__Tekstfragment__.

• • • •

C-315/17

Contentverzamelaar

C-315/17

Prejudiciële hofzaak

Zie bijlage rechts voor de verwijzingsuitspraak, en klik hier voor het volledige dossier van het Hof van Justitie.

Termijnen: Motivering departement:   18 juli 2017
Schriftelijke opmerkingen:                    4 september 2017

Trefwoorden:

Onderwerp: - Richtlijn 1999/70/EG van de Raad van 28 juni 1999 betreffende de door het EVV, de UNICE en het CEEP gesloten raamovereenkomst inzake arbeidsovereenkomsten voor bepaalde tijd (hierna: raamovereenkomst).

Feiten:

Verzoekster (Menéndez) werkt meer dan 5 jaar voor de verweerder (universiteit van Zaragoza) als ambtenaar in tijdelijke dienst bij het niet-onderwijzend personeel (hierna:ATP). Verweerder heeft op 11 december 2014 het reglement goedgekeurd waarbij de horizontale loopbaan van het ATP wordt geregeld. Deze regeling is gebaseerd op artikel 16, lid 2, van de EBEP, waarin is bepaald dat de loopbaan het gestructureerde geheel is van promotiekansen en carrièremogelijkheden. Krachtens de EBEP hebben enkel ambtenaren in vaste dienst en vaste werknemers toegang tot deze types van loopbaan.

• • • •

__Beschikbare gegevens__.
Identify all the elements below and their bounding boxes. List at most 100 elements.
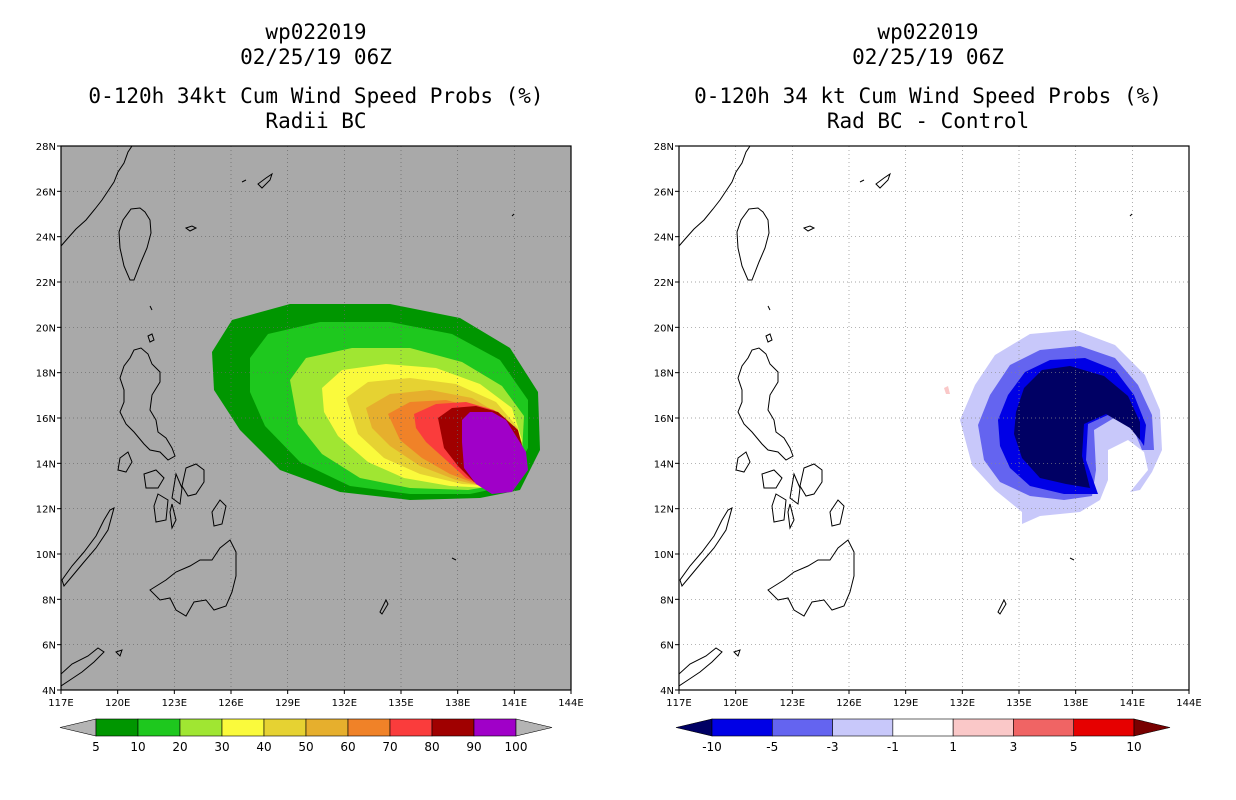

• • • •

__Opdracht__.
Schrijf uit het fragment over de prejudiciële zaak C-315/17 letterlijk het stuk over tussen "Contentverzamelaar" en "Hof van Justitie.", beide inbegrepen.

__Antwoord__.
Contentverzamelaar

C-315/17

Prejudiciële hofzaak

Zie bijlage rechts voor de verwijzingsuitspraak, en klik hier voor het volledige dossier van het Hof van Justitie.